TASK INPUTS
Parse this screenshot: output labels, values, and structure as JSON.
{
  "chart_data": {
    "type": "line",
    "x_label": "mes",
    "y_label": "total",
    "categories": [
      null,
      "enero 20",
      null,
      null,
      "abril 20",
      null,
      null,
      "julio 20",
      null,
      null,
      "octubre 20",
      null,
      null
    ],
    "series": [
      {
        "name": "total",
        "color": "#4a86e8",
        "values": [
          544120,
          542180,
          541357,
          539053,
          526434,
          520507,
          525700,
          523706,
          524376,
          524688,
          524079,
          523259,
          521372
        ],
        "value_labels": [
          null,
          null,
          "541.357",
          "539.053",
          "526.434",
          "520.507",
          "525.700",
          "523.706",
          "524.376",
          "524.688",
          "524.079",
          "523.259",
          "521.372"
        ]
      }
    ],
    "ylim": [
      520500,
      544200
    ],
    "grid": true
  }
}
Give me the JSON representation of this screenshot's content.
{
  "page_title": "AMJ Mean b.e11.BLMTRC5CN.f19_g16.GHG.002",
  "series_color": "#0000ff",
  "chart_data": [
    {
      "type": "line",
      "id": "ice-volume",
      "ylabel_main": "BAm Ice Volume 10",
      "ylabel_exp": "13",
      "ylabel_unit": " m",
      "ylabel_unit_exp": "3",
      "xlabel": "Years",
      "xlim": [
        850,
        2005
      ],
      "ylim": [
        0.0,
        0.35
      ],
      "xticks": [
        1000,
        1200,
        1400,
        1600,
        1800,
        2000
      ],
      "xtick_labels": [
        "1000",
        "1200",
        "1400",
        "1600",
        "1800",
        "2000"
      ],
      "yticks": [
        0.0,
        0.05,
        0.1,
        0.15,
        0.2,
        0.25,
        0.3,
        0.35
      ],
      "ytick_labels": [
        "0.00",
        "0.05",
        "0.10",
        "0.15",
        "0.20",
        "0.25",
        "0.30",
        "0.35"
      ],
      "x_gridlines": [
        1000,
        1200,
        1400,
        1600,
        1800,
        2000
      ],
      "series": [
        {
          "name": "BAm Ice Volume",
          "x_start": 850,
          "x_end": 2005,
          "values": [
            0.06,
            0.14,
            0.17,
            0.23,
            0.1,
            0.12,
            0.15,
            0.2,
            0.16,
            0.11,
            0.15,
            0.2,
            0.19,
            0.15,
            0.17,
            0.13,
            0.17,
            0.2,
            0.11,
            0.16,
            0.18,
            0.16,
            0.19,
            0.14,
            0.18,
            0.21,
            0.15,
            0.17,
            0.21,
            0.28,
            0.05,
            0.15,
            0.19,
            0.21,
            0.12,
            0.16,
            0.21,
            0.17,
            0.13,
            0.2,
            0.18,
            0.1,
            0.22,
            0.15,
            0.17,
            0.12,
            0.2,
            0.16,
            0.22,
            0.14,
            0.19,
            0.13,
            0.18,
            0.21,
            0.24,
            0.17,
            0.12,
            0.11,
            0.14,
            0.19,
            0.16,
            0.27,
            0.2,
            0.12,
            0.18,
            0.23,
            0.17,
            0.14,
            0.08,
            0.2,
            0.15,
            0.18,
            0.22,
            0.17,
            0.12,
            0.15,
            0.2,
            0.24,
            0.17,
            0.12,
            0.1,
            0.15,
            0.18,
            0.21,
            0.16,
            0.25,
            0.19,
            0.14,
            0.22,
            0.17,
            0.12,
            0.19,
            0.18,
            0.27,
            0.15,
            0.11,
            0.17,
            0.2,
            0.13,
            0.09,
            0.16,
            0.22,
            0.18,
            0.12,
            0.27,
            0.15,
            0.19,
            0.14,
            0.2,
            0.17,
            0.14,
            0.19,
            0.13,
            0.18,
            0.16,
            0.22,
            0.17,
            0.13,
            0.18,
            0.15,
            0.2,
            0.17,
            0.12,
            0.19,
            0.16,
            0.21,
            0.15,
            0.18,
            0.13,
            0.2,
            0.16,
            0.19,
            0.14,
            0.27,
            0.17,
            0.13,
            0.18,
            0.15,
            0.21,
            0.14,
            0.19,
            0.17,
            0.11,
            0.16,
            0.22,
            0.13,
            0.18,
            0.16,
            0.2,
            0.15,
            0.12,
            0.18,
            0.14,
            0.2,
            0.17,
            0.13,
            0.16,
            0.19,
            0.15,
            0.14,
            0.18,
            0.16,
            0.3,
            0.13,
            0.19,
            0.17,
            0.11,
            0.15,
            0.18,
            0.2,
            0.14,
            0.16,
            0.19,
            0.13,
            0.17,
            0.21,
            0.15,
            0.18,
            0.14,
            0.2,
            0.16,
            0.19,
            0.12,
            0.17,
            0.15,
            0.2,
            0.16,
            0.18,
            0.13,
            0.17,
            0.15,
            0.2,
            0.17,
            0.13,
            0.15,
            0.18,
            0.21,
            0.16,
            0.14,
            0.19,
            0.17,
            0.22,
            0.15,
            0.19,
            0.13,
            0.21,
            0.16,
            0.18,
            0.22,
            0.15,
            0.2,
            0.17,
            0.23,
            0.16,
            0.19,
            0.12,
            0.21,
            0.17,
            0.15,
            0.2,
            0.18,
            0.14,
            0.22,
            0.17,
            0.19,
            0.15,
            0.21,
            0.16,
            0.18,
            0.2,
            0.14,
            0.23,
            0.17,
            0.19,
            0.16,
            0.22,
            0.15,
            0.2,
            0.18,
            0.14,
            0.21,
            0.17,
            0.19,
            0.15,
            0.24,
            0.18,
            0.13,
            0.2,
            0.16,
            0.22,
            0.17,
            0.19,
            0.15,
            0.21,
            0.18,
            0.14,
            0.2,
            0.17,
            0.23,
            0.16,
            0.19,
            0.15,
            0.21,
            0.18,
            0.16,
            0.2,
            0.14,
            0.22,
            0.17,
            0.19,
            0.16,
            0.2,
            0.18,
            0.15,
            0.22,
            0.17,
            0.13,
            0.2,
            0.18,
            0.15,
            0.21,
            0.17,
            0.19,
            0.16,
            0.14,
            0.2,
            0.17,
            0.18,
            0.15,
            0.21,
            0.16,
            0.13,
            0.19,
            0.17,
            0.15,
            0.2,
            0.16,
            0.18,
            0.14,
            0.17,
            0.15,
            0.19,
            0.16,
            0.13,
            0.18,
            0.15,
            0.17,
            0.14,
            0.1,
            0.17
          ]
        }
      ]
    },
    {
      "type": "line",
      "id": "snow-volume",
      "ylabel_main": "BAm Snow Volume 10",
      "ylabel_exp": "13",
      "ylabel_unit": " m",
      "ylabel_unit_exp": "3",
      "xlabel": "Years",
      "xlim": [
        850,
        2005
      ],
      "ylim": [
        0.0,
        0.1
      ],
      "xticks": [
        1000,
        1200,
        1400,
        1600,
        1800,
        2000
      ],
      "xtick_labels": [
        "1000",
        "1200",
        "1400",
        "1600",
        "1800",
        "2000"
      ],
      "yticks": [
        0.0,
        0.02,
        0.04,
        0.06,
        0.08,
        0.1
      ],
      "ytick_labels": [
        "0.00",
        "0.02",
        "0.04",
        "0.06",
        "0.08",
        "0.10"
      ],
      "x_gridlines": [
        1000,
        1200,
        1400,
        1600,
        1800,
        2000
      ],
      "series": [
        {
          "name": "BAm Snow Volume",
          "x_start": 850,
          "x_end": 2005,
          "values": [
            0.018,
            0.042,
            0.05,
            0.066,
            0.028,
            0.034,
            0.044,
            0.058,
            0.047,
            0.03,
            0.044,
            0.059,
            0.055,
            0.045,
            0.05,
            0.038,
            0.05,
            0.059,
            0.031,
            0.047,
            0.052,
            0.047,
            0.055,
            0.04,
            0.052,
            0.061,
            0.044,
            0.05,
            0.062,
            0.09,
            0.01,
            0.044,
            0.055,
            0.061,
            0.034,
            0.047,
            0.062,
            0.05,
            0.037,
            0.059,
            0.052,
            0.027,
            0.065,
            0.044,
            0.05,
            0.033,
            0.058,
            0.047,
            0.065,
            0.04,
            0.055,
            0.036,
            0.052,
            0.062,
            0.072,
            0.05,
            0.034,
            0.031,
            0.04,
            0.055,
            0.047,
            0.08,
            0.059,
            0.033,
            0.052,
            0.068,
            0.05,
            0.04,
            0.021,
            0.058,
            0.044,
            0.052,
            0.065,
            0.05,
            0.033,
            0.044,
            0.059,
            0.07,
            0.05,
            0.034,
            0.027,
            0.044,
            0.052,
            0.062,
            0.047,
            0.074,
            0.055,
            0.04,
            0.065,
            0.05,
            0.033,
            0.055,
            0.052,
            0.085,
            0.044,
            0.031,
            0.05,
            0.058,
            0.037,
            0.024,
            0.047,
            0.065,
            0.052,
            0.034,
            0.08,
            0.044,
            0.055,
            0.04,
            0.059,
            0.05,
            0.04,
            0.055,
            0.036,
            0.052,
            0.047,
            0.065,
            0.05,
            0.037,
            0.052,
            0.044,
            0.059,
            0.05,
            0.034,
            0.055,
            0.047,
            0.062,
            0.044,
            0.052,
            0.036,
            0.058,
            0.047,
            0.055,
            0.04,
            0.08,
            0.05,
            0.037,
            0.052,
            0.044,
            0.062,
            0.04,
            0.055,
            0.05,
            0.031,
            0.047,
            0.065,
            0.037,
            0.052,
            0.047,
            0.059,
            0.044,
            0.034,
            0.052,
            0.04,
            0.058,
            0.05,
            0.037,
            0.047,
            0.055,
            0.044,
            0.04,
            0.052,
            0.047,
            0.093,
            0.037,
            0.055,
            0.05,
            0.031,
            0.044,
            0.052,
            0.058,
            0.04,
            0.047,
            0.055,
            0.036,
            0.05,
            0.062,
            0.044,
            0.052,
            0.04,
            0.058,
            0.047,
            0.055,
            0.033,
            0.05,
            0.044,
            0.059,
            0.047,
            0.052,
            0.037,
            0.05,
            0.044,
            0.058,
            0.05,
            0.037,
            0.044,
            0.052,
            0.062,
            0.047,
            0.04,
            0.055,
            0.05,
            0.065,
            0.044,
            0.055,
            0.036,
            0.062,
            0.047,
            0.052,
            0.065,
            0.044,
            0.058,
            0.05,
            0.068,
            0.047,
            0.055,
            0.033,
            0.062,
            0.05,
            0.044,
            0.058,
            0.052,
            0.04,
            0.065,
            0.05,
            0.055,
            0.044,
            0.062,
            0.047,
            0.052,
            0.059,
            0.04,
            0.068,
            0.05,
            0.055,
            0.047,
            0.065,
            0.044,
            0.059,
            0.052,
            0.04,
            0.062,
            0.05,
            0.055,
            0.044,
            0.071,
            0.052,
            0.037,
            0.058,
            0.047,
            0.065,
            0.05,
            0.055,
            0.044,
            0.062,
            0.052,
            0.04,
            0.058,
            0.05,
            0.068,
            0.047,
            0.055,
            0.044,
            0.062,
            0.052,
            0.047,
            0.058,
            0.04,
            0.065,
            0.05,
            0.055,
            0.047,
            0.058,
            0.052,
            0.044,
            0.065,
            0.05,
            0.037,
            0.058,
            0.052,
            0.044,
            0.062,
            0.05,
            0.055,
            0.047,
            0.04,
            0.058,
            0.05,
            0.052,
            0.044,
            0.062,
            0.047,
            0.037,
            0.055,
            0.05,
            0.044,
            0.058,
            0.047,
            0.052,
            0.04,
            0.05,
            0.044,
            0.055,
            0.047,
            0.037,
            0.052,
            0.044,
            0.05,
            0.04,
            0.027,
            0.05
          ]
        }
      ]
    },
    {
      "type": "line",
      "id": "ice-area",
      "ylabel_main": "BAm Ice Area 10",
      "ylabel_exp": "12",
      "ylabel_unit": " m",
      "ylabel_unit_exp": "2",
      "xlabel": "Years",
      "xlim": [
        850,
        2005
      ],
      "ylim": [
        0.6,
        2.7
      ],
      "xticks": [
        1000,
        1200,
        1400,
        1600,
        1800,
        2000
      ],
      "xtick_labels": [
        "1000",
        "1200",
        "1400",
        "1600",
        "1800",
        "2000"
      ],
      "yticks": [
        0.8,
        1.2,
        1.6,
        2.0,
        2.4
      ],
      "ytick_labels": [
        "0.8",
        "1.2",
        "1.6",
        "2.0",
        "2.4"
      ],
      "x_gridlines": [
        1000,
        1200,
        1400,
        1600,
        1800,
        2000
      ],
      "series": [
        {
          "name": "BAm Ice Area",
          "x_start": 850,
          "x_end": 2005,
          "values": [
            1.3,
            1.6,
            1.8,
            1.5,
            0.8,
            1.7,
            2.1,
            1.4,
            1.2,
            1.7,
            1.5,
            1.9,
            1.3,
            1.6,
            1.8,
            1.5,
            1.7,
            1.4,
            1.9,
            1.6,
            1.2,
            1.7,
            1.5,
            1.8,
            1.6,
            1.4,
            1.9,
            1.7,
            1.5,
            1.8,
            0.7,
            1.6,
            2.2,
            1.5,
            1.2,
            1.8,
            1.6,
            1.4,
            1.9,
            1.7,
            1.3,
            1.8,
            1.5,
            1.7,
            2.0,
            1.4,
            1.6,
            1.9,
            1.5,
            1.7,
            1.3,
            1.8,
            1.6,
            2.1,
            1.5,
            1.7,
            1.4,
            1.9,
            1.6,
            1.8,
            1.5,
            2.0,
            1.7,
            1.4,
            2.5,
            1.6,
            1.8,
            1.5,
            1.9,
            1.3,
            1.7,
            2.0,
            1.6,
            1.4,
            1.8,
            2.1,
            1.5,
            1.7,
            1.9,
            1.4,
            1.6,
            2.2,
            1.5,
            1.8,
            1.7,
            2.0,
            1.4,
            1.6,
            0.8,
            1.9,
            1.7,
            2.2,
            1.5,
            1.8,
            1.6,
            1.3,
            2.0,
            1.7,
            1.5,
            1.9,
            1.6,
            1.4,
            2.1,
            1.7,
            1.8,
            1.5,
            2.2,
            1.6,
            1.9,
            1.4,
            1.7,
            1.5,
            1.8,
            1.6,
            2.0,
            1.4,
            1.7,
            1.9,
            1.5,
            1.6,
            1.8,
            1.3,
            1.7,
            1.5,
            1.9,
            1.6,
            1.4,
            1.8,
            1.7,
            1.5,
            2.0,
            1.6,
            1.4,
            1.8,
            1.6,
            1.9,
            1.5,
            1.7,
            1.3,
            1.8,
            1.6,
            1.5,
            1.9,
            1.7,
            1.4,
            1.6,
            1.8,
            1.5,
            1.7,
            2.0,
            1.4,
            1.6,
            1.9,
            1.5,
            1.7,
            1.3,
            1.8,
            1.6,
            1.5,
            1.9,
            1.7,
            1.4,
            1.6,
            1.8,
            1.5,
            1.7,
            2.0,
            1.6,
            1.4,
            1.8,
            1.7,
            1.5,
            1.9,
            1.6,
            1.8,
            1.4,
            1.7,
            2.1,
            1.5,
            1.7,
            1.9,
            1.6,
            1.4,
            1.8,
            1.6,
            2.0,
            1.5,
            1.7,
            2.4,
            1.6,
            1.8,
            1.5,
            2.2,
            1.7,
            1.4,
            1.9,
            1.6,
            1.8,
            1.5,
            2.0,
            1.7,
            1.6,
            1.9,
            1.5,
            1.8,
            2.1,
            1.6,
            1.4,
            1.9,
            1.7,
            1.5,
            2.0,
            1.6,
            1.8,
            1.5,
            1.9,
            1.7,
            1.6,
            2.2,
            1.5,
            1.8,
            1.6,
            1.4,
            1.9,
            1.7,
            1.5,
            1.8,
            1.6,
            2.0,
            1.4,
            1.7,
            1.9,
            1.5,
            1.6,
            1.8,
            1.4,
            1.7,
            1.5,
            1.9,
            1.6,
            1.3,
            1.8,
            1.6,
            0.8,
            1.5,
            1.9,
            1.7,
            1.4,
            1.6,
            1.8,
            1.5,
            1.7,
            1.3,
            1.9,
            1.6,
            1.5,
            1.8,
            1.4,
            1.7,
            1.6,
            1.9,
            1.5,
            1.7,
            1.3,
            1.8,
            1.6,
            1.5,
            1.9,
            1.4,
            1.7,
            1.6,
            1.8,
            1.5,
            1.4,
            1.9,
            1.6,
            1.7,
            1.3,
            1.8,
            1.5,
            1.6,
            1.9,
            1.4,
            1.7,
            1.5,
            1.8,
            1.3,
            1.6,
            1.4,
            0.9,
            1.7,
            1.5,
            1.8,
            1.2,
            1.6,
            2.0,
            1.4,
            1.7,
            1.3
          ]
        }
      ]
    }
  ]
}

DIRECTIVE
Look through the listing and extract every line with "screenshot" in it.

EXERCISE RESULT
Parse this screenshot: output labels, values, and structure as JSON.
Give me the JSON representation of this screenshot's content.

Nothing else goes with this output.